§ **TEXT TO READ**
School of Architecture College of Design

ARCH 3250: Public Interest Design: Community-Based Projects

Public Interest Design: Community-Based Projects

ARCH3250
Spring Semester 2014

Adjunct/Visiting Faculty‎
James Wheeler


Community Design is a movement focused on the creation and management of environments for people. This process promotes change to the built environment from the neighborhood to regional scale, and aims to meet community needs through participatory decision-making at all levels. Community Design helps to establish active partnerships with community residents and institutions and to advocate and develop strategies for strengthening neighborhoods through design.

 

These workshops will provide opportunities to engage in design projects with active partners that are addressing needs in their neighborhood and communities with an emphasis on partners in North Minneapolis, the Central Corridor, and the University District. We will partner on projects that will range in scale and scope as well as vary in the stage in which the project will be developed. Students will be introduced to the partners and projects and then work in groups of two to three to develop a scope of work and deliverable schedule with the client group to address the needs of the project during the course of the eight-week course and in some cases helping to plan for implementation beyond the end of term and into subsequent workshops.

§ **RECORD SET**
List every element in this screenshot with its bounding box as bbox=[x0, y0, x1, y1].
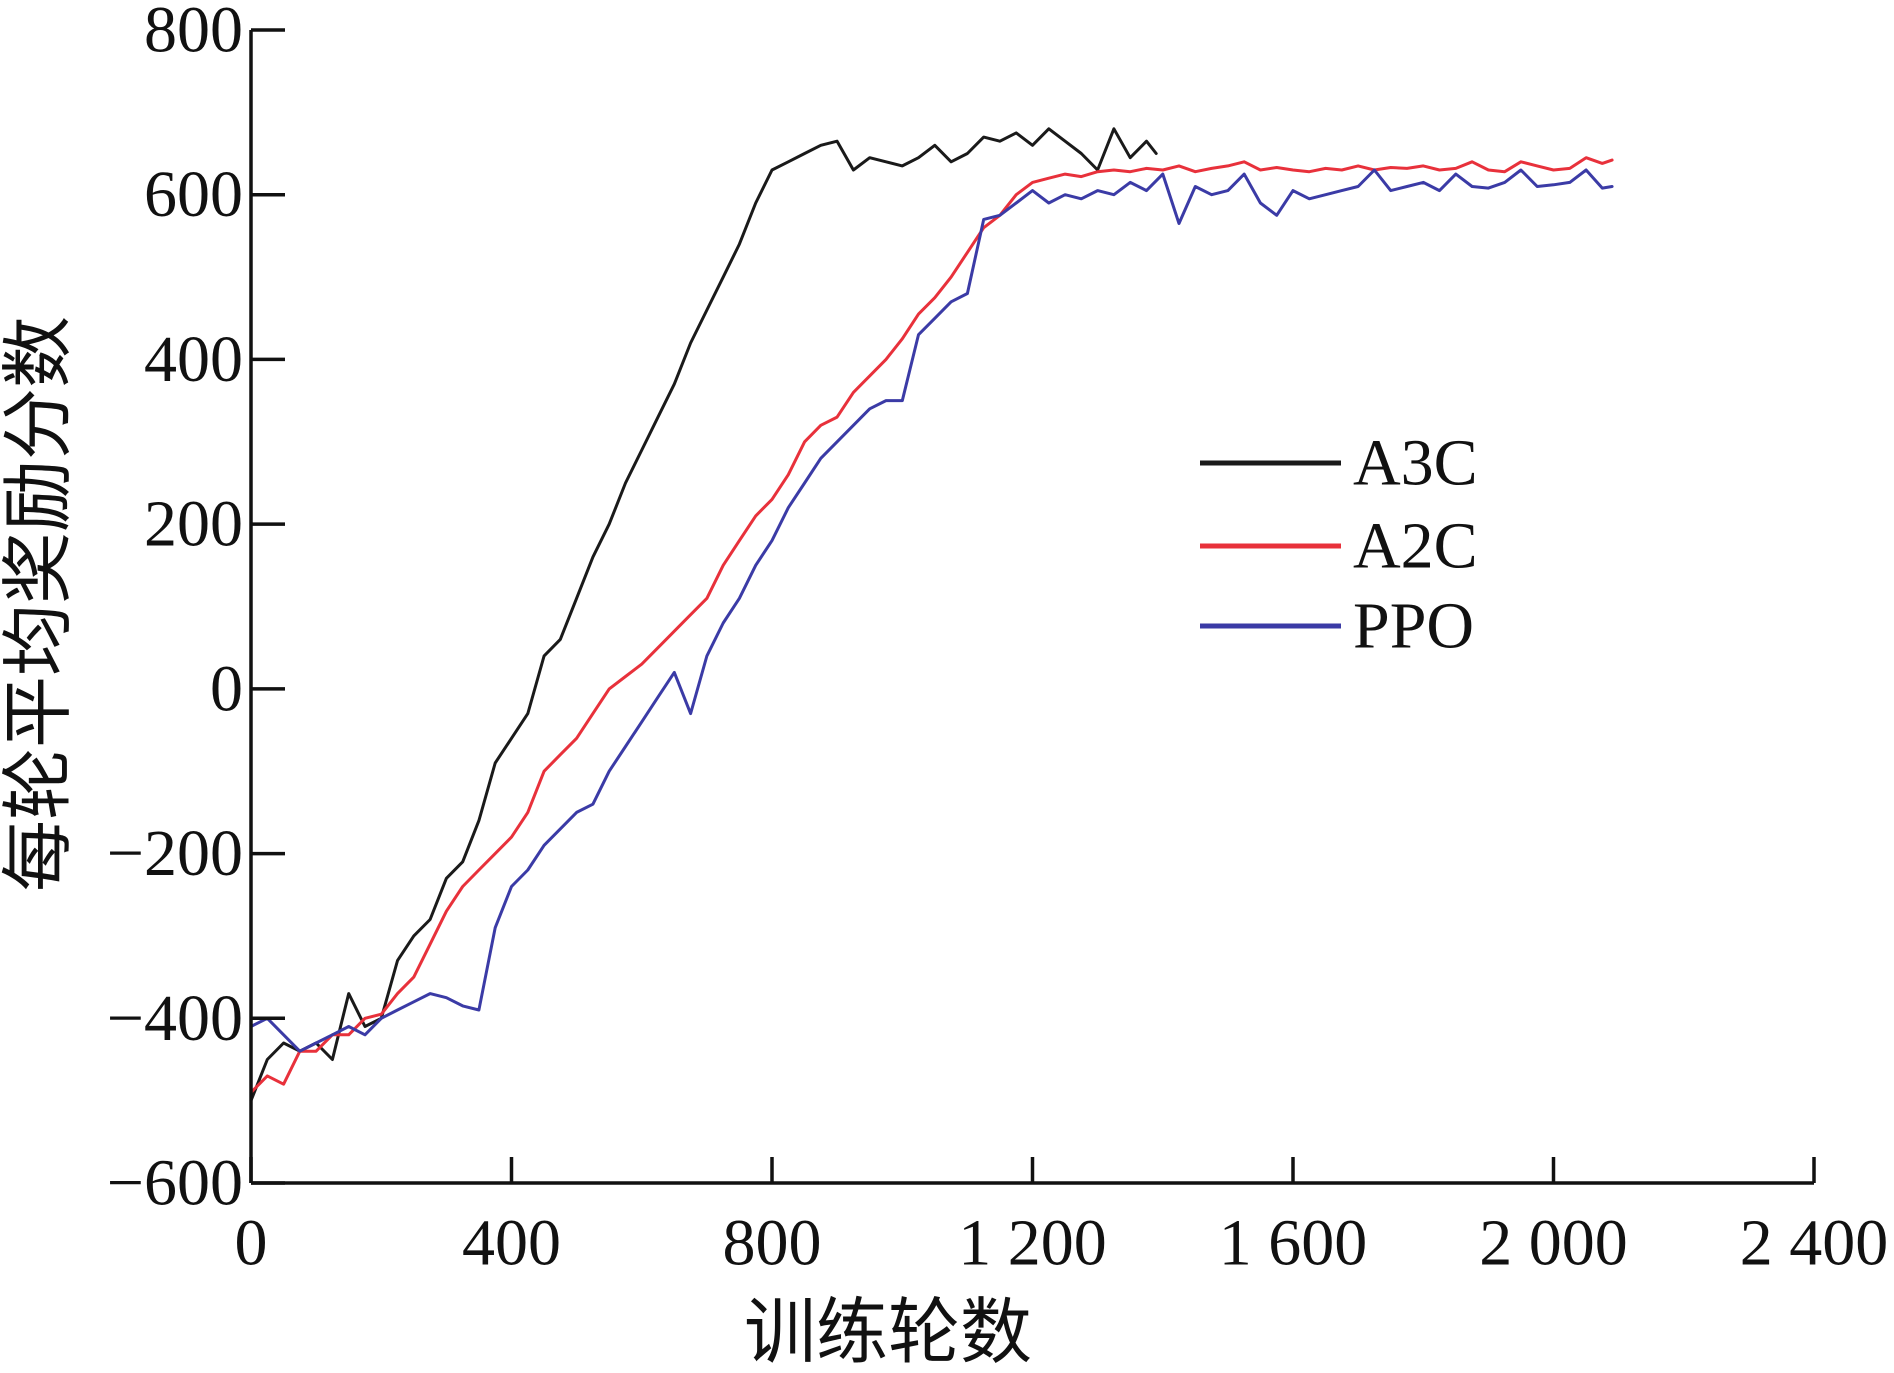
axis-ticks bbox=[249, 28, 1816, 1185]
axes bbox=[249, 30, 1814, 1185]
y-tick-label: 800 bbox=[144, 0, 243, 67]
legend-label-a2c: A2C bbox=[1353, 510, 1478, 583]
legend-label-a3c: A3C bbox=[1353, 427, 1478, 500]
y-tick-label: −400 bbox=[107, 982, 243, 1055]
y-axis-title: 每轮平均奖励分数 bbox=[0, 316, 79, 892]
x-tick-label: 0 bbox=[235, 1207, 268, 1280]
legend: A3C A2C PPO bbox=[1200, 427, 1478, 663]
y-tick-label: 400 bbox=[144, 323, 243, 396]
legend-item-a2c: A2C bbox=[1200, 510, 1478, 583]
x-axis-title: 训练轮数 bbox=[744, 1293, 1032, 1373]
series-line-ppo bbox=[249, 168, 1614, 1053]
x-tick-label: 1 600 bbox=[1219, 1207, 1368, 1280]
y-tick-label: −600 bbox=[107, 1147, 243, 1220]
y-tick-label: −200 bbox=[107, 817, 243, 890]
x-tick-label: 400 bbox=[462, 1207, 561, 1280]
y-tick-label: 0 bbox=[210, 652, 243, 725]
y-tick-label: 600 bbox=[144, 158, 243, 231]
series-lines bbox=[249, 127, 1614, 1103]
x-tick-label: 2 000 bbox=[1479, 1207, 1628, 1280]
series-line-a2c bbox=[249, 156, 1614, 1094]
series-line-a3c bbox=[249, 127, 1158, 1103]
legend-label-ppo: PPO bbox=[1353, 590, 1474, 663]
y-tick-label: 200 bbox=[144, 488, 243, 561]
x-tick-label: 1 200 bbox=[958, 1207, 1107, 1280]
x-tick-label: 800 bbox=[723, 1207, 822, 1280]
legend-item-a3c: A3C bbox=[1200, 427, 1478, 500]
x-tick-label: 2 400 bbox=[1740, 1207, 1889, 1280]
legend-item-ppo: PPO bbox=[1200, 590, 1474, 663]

§ **EXERCISE DIRECTIONS**
According to the course description, how many students work in each group?

§ **SOLUTION TO THIS PROBLEM**
Students work in groups of two to three.